▶ [EXERCISE INPUTS]
——

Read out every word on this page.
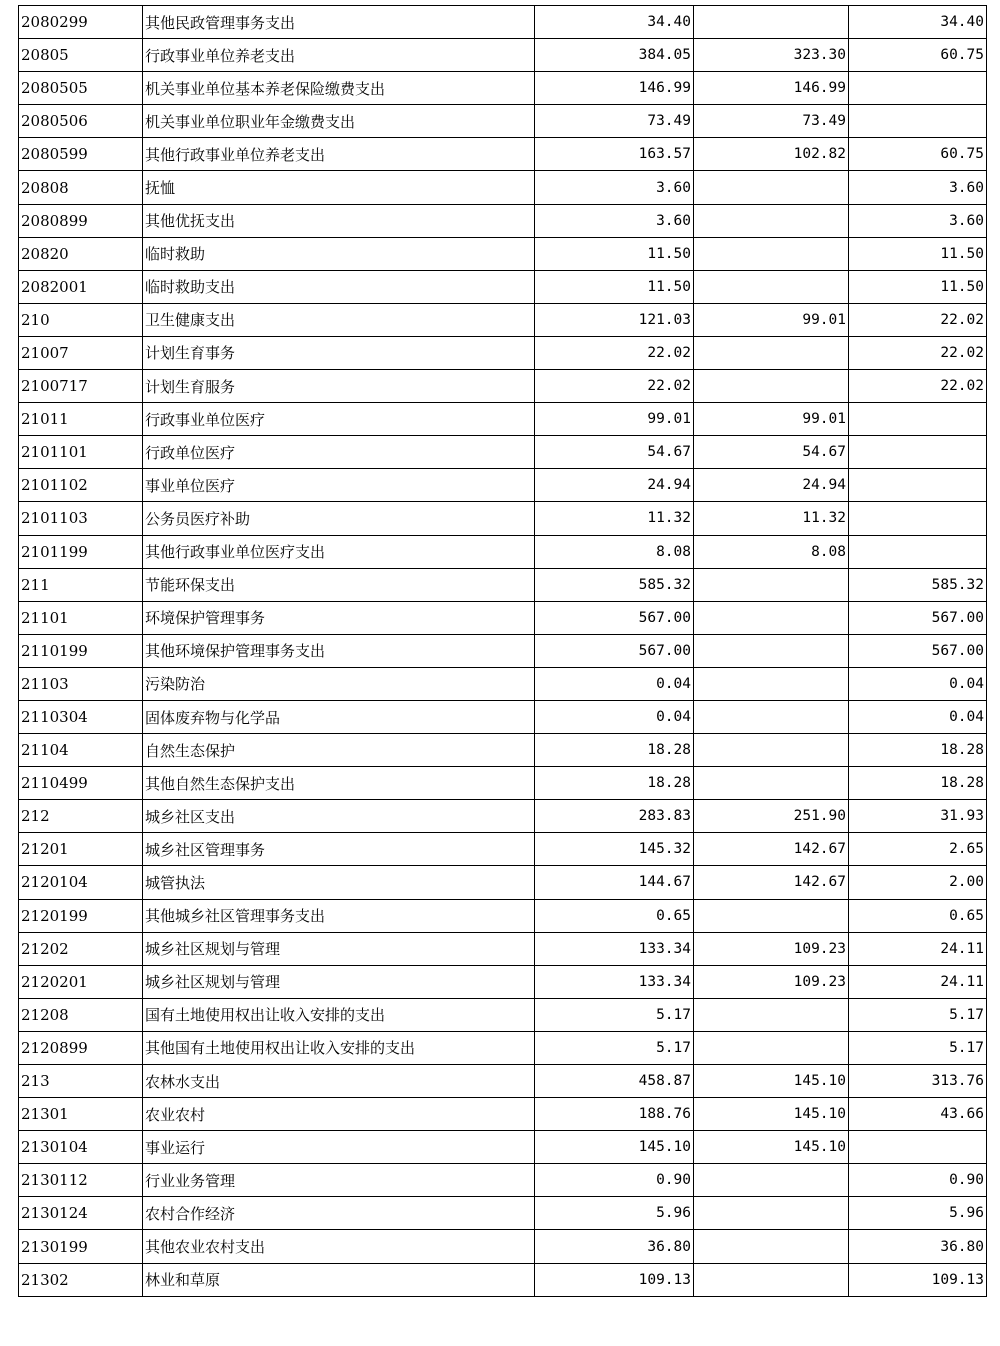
2080299	其他民政管理事务支出	34.40		34.40
20805	行政事业单位养老支出	384.05	323.30	60.75
2080505	机关事业单位基本养老保险缴费支出	146.99	146.99	
2080506	机关事业单位职业年金缴费支出	73.49	73.49	
2080599	其他行政事业单位养老支出	163.57	102.82	60.75
20808	抚恤	3.60		3.60
2080899	其他优抚支出	3.60		3.60
20820	临时救助	11.50		11.50
2082001	临时救助支出	11.50		11.50
210	卫生健康支出	121.03	99.01	22.02
21007	计划生育事务	22.02		22.02
2100717	计划生育服务	22.02		22.02
21011	行政事业单位医疗	99.01	99.01	
2101101	行政单位医疗	54.67	54.67	
2101102	事业单位医疗	24.94	24.94	
2101103	公务员医疗补助	11.32	11.32	
2101199	其他行政事业单位医疗支出	8.08	8.08	
211	节能环保支出	585.32		585.32
21101	环境保护管理事务	567.00		567.00
2110199	其他环境保护管理事务支出	567.00		567.00
21103	污染防治	0.04		0.04
2110304	固体废弃物与化学品	0.04		0.04
21104	自然生态保护	18.28		18.28
2110499	其他自然生态保护支出	18.28		18.28
212	城乡社区支出	283.83	251.90	31.93
21201	城乡社区管理事务	145.32	142.67	2.65
2120104	城管执法	144.67	142.67	2.00
2120199	其他城乡社区管理事务支出	0.65		0.65
21202	城乡社区规划与管理	133.34	109.23	24.11
2120201	城乡社区规划与管理	133.34	109.23	24.11
21208	国有土地使用权出让收入安排的支出	5.17		5.17
2120899	其他国有土地使用权出让收入安排的支出	5.17		5.17
213	农林水支出	458.87	145.10	313.76
21301	农业农村	188.76	145.10	43.66
2130104	事业运行	145.10	145.10	
2130112	行业业务管理	0.90		0.90
2130124	农村合作经济	5.96		5.96
2130199	其他农业农村支出	36.80		36.80
21302	林业和草原	109.13		109.13
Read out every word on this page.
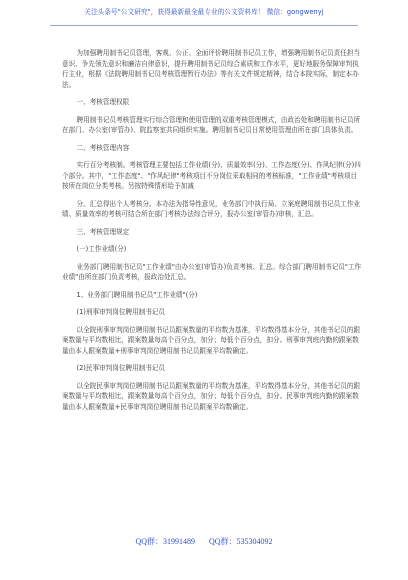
关注头条号"公文研究"，获得最新最全最专业的公文资料库！ 微信：gongwenyj

为加强聘用制书记员管理，客观、公正、全面评价聘用制书记员工作，增强聘用制书记员责任担当意识、争先领先意识和廉洁自律意识，提升聘用制书记员综合素质和工作水平，更好地服务保障审判执行主业，根据《法院聘用制书记员考核管理暂行办法》等有关文件规定精神，结合本院实际，制定本办法。

一、考核管理权限

聘用制书记员考核管理实行综合管理和使用管理的双重考核管理模式，由政治处和聘用制书记员所在部门、办公室(审管办)、院监察室共同组织实施。聘用制书记员日常使用管理由所在部门具体负责。

二、考核管理内容

实行百分考核制。考核管理主要包括工作业绩(分)、质量效率(分)、工作态度(分)、作风纪律(分)四个部分。其中，"工作态度"、"作风纪律"考核项目不分岗位采取相同的考核标准，"工作业绩"考核项目按所在岗位分类考核。另按特殊情形给予加减

分。汇总得出个人考核分。本办法为指导性意见，业务部门中执行局、立案庭聘用制书记员工作业绩、质量效率的考核可结合所在部门考核办法综合评分，报办公室(审管办)审核，汇总。

三、考核管理规定

(一)工作业绩(分)

业务部门聘用制书记员"工作业绩"由办公室(审管办)负责考核、汇总。综合部门聘用制书记员"工作业绩"由所在部门负责考核，报政治处汇总。

1、业务部门聘用制书记员"工作业绩"(分)

(1)刑事审判岗位聘用制书记员

以全院刑事审判岗位聘用制书记员跟案数量的平均数为基准，平均数得基本分分，其他书记员的跟案数量与平均数相比，跟案数量每高个百分点，加分；每低个百分点，扣分。刑事审判庭内勤的跟案数量由本人跟案数量+刑事审判岗位聘用制书记员跟案平均数确定。

(2)民事审判岗位聘用制书记员

以全院民事审判岗位聘用制书记员跟案数量的平均数为基准，平均数得基本分分，其他书记员的跟案数量与平均数相比，跟案数量每高个百分点，加分；每低个百分点，扣分。民事审判庭内勤的跟案数量由本人跟案数量+民事审判岗位聘用制书记员跟案平均数确定。

QQ群：31991489 QQ群：535304092
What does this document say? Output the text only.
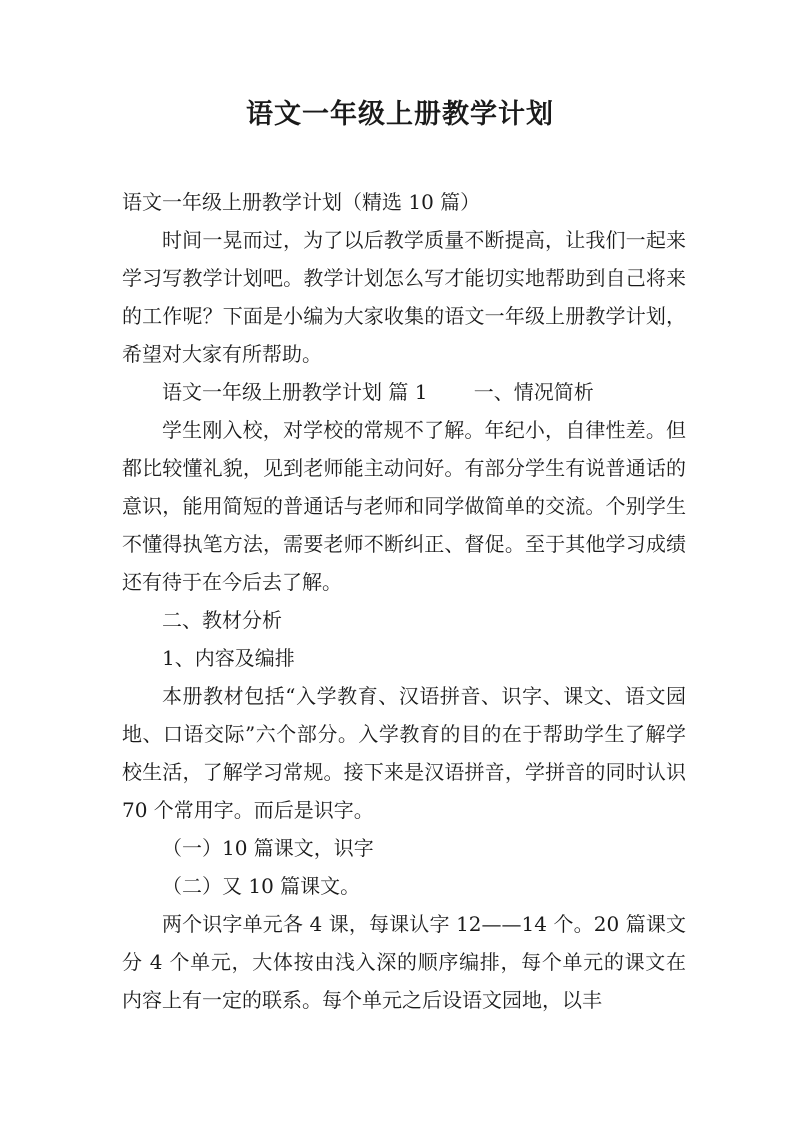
语文一年级上册教学计划

语文一年级上册教学计划（精选 10 篇）

时间一晃而过，为了以后教学质量不断提高，让我们一起来学习写教学计划吧。教学计划怎么写才能切实地帮助到自己将来的工作呢？下面是小编为大家收集的语文一年级上册教学计划，希望对大家有所帮助。

语文一年级上册教学计划 篇 1　　 一、情况简析

学生刚入校，对学校的常规不了解。年纪小，自律性差。但都比较懂礼貌，见到老师能主动问好。有部分学生有说普通话的意识，能用简短的普通话与老师和同学做简单的交流。个别学生不懂得执笔方法，需要老师不断纠正、督促。至于其他学习成绩还有待于在今后去了解。

二、教材分析

1、内容及编排

本册教材包括“入学教育、汉语拼音、识字、课文、语文园地、口语交际”六个部分。入学教育的目的在于帮助学生了解学校生活，了解学习常规。接下来是汉语拼音，学拼音的同时认识 70 个常用字。而后是识字。

（一）10 篇课文，识字

（二）又 10 篇课文。

两个识字单元各 4 课，每课认字 12——14 个。20 篇课文分 4 个单元，大体按由浅入深的顺序编排，每个单元的课文在内容上有一定的联系。每个单元之后设语文园地，以丰
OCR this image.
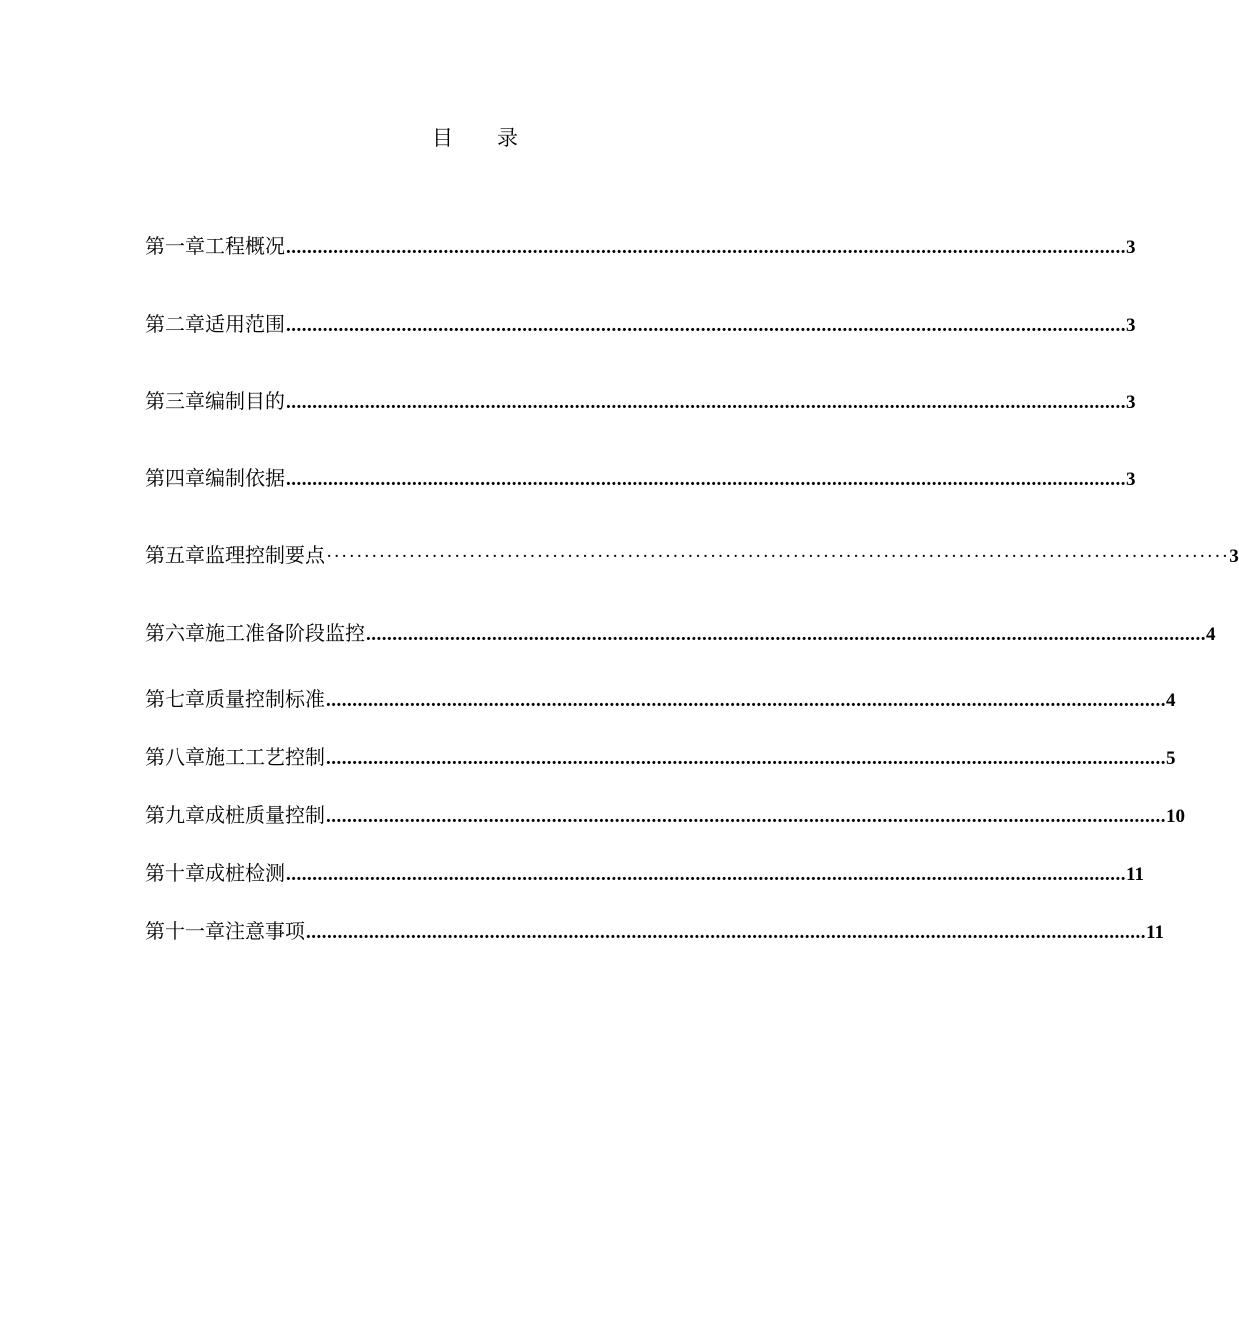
目 录
第一章 工程概况 ................................................................................................................................................................ 3
第二章 适用范围 ................................................................................................................................................................ 3
第三章 编制目的 ................................................................................................................................................................ 3
第四章 编制依据 ................................................................................................................................................................ 3
第五章 监理控制要点 ························································································································ 3
第六章 施工准备阶段监控 ................................................................................................................................................................ 4
第七章 质量控制标准 ................................................................................................................................................................ 4
第八章 施工工艺控制 ................................................................................................................................................................ 5
第九章 成桩质量控制 ................................................................................................................................................................ 10
第十章 成桩检测 ................................................................................................................................................................ 11
第十一章 注意事项 ................................................................................................................................................................ 11
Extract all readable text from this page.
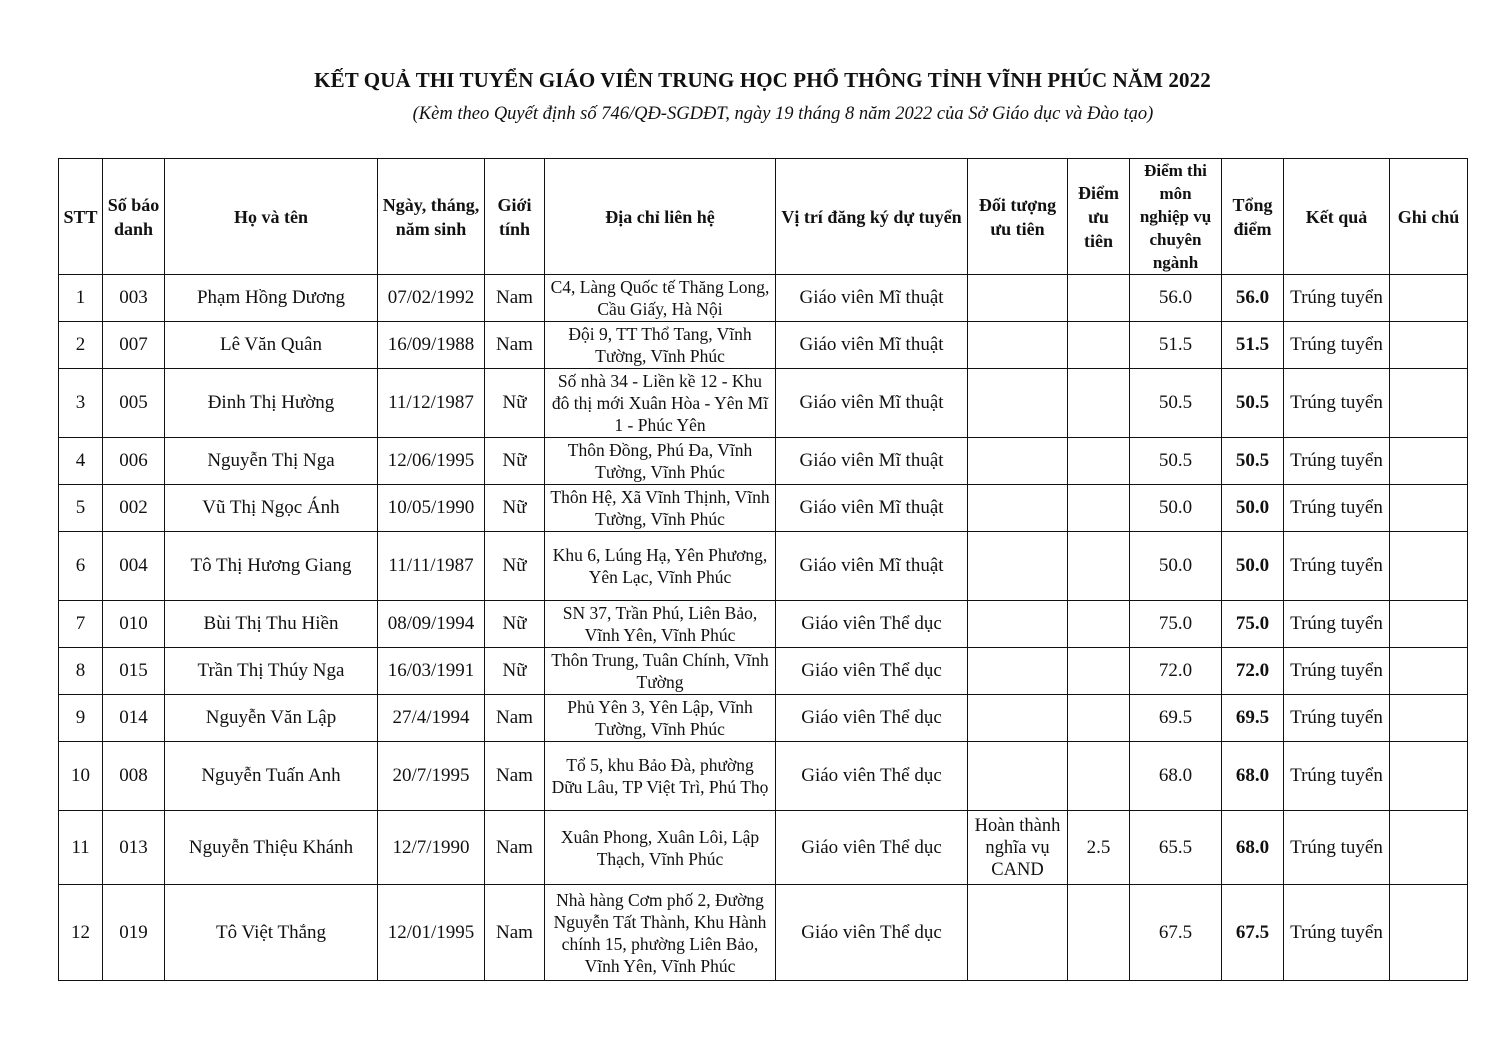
KẾT QUẢ THI TUYỂN GIÁO VIÊN TRUNG HỌC PHỔ THÔNG TỈNH VĨNH PHÚC NĂM 2022
(Kèm theo Quyết định số 746/QĐ-SGDĐT, ngày 19 tháng 8 năm 2022 của Sở Giáo dục và Đào tạo)
STT	Số báo
danh	Họ và tên	Ngày, tháng,
năm sinh	Giới
tính	Địa chỉ liên hệ	Vị trí đăng ký dự tuyển	Đối tượng
ưu tiên	Điểm
ưu
tiên	Điểm thi
môn
nghiệp vụ
chuyên
ngành	Tổng
điểm	Kết quả	Ghi chú
1	003	Phạm Hồng Dương	07/02/1992	Nam	C4, Làng Quốc tế Thăng Long,
Cầu Giấy, Hà Nội	Giáo viên Mĩ thuật			56.0	56.0	Trúng tuyển	
2	007	Lê Văn Quân	16/09/1988	Nam	Đội 9, TT Thổ Tang, Vĩnh
Tường, Vĩnh Phúc	Giáo viên Mĩ thuật			51.5	51.5	Trúng tuyển	
3	005	Đinh Thị Hường	11/12/1987	Nữ	Số nhà 34 - Liền kề 12 - Khu
đô thị mới Xuân Hòa - Yên Mĩ
1 - Phúc Yên	Giáo viên Mĩ thuật			50.5	50.5	Trúng tuyển	
4	006	Nguyễn Thị Nga	12/06/1995	Nữ	Thôn Đồng, Phú Đa, Vĩnh
Tường, Vĩnh Phúc	Giáo viên Mĩ thuật			50.5	50.5	Trúng tuyển	
5	002	Vũ Thị Ngọc Ánh	10/05/1990	Nữ	Thôn Hệ, Xã Vĩnh Thịnh, Vĩnh
Tường, Vĩnh Phúc	Giáo viên Mĩ thuật			50.0	50.0	Trúng tuyển	
6	004	Tô Thị Hương Giang	11/11/1987	Nữ	Khu 6, Lúng Hạ, Yên Phương,
Yên Lạc, Vĩnh Phúc	Giáo viên Mĩ thuật			50.0	50.0	Trúng tuyển	
7	010	Bùi Thị Thu Hiền	08/09/1994	Nữ	SN 37, Trần Phú, Liên Bảo,
Vĩnh Yên, Vĩnh Phúc	Giáo viên Thể dục			75.0	75.0	Trúng tuyển	
8	015	Trần Thị Thúy Nga	16/03/1991	Nữ	Thôn Trung, Tuân Chính, Vĩnh
Tường	Giáo viên Thể dục			72.0	72.0	Trúng tuyển	
9	014	Nguyễn Văn Lập	27/4/1994	Nam	Phủ Yên 3, Yên Lập, Vĩnh
Tường, Vĩnh Phúc	Giáo viên Thể dục			69.5	69.5	Trúng tuyển	
10	008	Nguyễn Tuấn Anh	20/7/1995	Nam	Tổ 5, khu Bảo Đà, phường
Dữu Lâu, TP Việt Trì, Phú Thọ	Giáo viên Thể dục			68.0	68.0	Trúng tuyển	
11	013	Nguyễn Thiệu Khánh	12/7/1990	Nam	Xuân Phong, Xuân Lôi, Lập
Thạch, Vĩnh Phúc	Giáo viên Thể dục	Hoàn thành
nghĩa vụ
CAND	2.5	65.5	68.0	Trúng tuyển	
12	019	Tô Việt Thắng	12/01/1995	Nam	Nhà hàng Cơm phố 2, Đường
Nguyễn Tất Thành, Khu Hành
chính 15, phường Liên Bảo,
Vĩnh Yên, Vĩnh Phúc	Giáo viên Thể dục			67.5	67.5	Trúng tuyển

——

▶ [TASK TO CARRY OUT] Extract all lines that hold the word "每低个百分点".

▶ [EXERCISE RESULT]
以全院刑事审判岗位聘用制书记员跟案数量的平均数为基准，平均数得基本分分，其他书记员的跟案数量与平均数相比，跟案数量每高个百分点，加分；每低个百分点，扣分。刑事审判庭内勤的跟案数量由本人跟案数量+刑事审判岗位聘用制书记员跟案平均数确定。
以全院民事审判岗位聘用制书记员跟案数量的平均数为基准，平均数得基本分分，其他书记员的跟案数量与平均数相比，跟案数量每高个百分点，加分；每低个百分点，扣分。民事审判庭内勤的跟案数量由本人跟案数量+民事审判岗位聘用制书记员跟案平均数确定。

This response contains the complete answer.